### Task prompt
Repeat exactly, and only, the lines from the one holding "Enumerate this screenshot's" through the last line of the records below.

(Data extracted from a collection)
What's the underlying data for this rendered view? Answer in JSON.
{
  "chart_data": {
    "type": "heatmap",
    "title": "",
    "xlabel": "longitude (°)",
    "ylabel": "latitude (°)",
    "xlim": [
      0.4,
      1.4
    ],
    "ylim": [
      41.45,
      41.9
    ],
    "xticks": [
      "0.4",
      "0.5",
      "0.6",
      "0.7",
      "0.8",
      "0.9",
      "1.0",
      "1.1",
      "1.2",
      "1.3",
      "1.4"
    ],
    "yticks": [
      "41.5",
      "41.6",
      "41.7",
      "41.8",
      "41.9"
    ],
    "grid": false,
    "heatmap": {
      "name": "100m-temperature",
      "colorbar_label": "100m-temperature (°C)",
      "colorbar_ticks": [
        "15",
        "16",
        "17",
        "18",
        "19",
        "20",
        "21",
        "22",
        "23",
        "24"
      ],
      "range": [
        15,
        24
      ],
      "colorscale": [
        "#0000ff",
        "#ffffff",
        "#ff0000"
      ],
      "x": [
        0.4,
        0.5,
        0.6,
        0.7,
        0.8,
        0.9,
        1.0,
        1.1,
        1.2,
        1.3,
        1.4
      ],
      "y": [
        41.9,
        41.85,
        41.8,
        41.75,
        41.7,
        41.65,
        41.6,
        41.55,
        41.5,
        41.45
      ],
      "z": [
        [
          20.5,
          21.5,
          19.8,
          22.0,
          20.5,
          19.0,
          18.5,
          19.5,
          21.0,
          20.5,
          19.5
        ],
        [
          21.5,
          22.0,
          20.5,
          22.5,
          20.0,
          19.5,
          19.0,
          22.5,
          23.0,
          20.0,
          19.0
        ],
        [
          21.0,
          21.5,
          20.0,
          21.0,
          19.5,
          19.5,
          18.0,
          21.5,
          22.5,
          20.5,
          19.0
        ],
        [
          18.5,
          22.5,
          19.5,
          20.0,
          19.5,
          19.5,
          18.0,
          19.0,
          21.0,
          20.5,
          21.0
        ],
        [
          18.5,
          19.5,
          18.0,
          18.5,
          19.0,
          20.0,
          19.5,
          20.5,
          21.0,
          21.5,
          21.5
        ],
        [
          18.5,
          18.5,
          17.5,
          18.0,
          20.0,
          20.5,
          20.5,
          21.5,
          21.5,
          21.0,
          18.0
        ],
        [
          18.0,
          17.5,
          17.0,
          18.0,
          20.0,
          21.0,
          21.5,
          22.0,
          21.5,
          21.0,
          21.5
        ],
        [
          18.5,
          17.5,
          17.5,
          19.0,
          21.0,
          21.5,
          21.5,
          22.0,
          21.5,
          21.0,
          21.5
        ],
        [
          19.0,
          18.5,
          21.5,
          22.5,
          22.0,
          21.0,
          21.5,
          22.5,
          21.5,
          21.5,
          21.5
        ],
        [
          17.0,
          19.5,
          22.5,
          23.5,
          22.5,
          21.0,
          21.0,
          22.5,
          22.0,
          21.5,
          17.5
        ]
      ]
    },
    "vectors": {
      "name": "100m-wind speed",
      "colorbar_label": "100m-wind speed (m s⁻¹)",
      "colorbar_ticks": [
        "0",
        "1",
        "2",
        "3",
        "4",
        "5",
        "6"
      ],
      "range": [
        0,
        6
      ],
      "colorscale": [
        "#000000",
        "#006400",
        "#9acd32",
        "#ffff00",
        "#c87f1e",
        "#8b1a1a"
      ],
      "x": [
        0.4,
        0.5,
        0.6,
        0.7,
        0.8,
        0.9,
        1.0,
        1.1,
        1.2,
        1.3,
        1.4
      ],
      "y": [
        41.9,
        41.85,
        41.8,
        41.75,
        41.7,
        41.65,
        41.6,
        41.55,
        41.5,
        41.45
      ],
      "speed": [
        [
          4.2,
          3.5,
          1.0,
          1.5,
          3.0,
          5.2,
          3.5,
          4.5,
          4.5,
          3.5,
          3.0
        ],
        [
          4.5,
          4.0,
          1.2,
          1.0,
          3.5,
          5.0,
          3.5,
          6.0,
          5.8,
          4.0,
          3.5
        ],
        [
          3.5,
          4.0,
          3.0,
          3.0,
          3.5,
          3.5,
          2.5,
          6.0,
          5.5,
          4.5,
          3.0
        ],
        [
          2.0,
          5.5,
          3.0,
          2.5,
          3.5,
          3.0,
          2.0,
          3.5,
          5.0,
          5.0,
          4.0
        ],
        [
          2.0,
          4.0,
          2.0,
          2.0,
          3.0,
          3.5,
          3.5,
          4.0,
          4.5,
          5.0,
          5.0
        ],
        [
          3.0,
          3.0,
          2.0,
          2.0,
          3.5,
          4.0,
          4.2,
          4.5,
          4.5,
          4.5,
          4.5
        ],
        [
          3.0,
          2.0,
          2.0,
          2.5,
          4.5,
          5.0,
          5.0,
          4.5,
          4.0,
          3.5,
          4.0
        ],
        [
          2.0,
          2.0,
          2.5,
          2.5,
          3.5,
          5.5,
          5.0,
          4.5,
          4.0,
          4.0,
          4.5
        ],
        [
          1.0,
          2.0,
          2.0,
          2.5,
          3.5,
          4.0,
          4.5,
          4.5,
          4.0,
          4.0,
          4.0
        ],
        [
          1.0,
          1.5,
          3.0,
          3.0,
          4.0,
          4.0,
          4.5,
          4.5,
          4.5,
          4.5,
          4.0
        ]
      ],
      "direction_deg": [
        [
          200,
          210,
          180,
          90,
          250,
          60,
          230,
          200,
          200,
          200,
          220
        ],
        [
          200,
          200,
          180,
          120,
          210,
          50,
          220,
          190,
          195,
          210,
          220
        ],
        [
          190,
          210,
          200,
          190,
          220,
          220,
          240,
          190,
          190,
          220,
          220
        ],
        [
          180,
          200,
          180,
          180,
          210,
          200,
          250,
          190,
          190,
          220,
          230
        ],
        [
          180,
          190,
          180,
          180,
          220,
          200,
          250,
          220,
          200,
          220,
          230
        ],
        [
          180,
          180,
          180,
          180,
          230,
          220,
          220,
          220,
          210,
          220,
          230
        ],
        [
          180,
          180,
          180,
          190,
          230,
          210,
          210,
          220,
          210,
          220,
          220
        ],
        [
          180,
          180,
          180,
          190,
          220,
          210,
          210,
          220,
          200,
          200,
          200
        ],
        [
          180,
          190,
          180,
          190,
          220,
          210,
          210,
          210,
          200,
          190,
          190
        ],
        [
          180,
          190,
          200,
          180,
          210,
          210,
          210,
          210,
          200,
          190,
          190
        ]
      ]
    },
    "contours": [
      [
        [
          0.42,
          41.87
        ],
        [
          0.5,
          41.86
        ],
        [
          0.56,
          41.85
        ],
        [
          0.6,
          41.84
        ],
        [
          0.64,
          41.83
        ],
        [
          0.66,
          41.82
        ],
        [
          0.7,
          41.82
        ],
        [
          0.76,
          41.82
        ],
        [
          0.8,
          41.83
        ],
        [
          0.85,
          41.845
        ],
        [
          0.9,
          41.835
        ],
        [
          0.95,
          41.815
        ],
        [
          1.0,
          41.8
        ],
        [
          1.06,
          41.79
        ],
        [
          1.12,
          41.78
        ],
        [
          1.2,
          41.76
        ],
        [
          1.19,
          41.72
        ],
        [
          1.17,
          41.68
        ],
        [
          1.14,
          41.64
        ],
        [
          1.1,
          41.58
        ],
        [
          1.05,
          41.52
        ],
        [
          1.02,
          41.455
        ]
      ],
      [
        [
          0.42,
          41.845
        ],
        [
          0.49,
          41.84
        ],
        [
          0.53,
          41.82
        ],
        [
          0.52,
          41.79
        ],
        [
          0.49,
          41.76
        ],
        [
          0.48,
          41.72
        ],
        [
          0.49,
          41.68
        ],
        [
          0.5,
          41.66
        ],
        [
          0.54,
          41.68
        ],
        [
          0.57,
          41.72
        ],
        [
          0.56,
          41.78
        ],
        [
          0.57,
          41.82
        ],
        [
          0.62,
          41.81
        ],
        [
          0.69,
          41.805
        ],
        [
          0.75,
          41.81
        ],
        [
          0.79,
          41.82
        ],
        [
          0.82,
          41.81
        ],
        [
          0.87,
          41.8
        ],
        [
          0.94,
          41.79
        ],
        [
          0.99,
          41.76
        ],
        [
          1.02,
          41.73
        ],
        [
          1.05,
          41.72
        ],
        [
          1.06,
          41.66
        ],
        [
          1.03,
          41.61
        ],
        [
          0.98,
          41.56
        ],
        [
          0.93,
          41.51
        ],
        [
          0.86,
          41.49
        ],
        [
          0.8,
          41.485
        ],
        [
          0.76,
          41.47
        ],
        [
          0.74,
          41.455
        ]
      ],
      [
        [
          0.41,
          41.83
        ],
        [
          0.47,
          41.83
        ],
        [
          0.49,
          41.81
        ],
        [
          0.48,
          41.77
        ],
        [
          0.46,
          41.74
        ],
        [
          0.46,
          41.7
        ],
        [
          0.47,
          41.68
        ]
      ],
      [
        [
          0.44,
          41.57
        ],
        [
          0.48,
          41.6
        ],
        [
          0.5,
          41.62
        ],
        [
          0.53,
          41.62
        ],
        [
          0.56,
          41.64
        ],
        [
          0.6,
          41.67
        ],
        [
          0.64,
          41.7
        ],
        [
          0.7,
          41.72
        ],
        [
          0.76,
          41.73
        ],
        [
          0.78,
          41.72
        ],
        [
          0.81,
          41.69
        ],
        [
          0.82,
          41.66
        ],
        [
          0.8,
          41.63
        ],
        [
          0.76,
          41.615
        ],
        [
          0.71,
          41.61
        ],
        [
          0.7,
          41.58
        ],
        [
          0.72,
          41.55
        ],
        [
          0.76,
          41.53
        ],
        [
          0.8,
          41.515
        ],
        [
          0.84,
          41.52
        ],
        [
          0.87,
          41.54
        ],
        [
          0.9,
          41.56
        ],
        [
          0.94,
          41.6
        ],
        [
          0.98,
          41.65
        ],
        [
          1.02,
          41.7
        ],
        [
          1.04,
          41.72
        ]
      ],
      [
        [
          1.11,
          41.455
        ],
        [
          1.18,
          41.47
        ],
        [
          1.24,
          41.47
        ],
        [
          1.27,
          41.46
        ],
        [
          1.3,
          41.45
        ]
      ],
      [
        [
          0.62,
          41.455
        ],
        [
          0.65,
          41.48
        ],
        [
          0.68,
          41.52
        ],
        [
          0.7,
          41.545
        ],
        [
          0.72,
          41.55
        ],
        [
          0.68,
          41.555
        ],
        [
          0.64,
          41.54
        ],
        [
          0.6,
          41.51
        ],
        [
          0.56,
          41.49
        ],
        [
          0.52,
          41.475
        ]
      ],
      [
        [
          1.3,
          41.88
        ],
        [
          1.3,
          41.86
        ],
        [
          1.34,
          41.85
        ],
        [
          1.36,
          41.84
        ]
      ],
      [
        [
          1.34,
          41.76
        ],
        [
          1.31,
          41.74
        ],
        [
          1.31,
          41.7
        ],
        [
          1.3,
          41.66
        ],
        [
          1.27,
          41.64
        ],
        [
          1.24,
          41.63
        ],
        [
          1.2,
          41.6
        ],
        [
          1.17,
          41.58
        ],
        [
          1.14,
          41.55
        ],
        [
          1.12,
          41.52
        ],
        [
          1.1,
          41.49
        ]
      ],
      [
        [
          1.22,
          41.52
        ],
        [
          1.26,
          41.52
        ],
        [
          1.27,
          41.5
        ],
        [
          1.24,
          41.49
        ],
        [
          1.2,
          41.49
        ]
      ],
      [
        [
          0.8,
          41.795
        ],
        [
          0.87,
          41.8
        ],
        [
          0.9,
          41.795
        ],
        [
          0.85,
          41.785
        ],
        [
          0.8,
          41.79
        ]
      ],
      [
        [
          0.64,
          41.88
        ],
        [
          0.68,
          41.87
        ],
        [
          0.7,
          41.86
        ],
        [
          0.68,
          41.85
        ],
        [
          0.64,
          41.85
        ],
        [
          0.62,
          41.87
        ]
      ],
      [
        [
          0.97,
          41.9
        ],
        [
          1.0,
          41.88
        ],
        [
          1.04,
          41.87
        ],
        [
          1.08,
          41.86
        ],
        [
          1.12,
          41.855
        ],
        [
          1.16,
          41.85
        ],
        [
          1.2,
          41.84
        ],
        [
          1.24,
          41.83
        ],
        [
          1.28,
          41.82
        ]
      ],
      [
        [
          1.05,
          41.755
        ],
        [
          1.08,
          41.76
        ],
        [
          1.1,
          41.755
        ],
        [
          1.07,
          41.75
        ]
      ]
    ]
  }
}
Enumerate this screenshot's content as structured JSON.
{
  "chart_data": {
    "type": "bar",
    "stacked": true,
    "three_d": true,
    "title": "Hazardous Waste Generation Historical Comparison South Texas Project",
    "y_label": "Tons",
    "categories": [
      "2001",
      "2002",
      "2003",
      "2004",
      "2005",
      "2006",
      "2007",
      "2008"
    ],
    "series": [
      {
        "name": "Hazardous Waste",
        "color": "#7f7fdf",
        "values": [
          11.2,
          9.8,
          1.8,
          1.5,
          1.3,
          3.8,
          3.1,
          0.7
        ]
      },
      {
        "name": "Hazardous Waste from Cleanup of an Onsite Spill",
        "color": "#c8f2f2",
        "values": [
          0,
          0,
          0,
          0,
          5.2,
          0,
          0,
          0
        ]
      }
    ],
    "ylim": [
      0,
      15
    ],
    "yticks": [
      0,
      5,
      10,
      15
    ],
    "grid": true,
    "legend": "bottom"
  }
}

### Result of the exercise
Enumerate this screenshot's content as structured JSON.
{
  "chart_data": {
    "type": "bar",
    "stacked": true,
    "three_d": true,
    "title": "Hazardous Waste Generation Historical Comparison South Texas Project",
    "y_label": "Tons",
    "categories": [
      "2001",
      "2002",
      "2003",
      "2004",
      "2005",
      "2006",
      "2007",
      "2008"
    ],
    "series": [
      {
        "name": "Hazardous Waste",
        "color": "#7f7fdf",
        "values": [
          11.2,
          9.8,
          1.8,
          1.5,
          1.3,
          3.8,
          3.1,
          0.7
        ]
      },
      {
        "name": "Hazardous Waste from Cleanup of an Onsite Spill",
        "color": "#c8f2f2",
        "values": [
          0,
          0,
          0,
          0,
          5.2,
          0,
          0,
          0
        ]
      }
    ],
    "ylim": [
      0,
      15
    ],
    "yticks": [
      0,
      5,
      10,
      15
    ],
    "grid": true,
    "legend": "bottom"
  }
}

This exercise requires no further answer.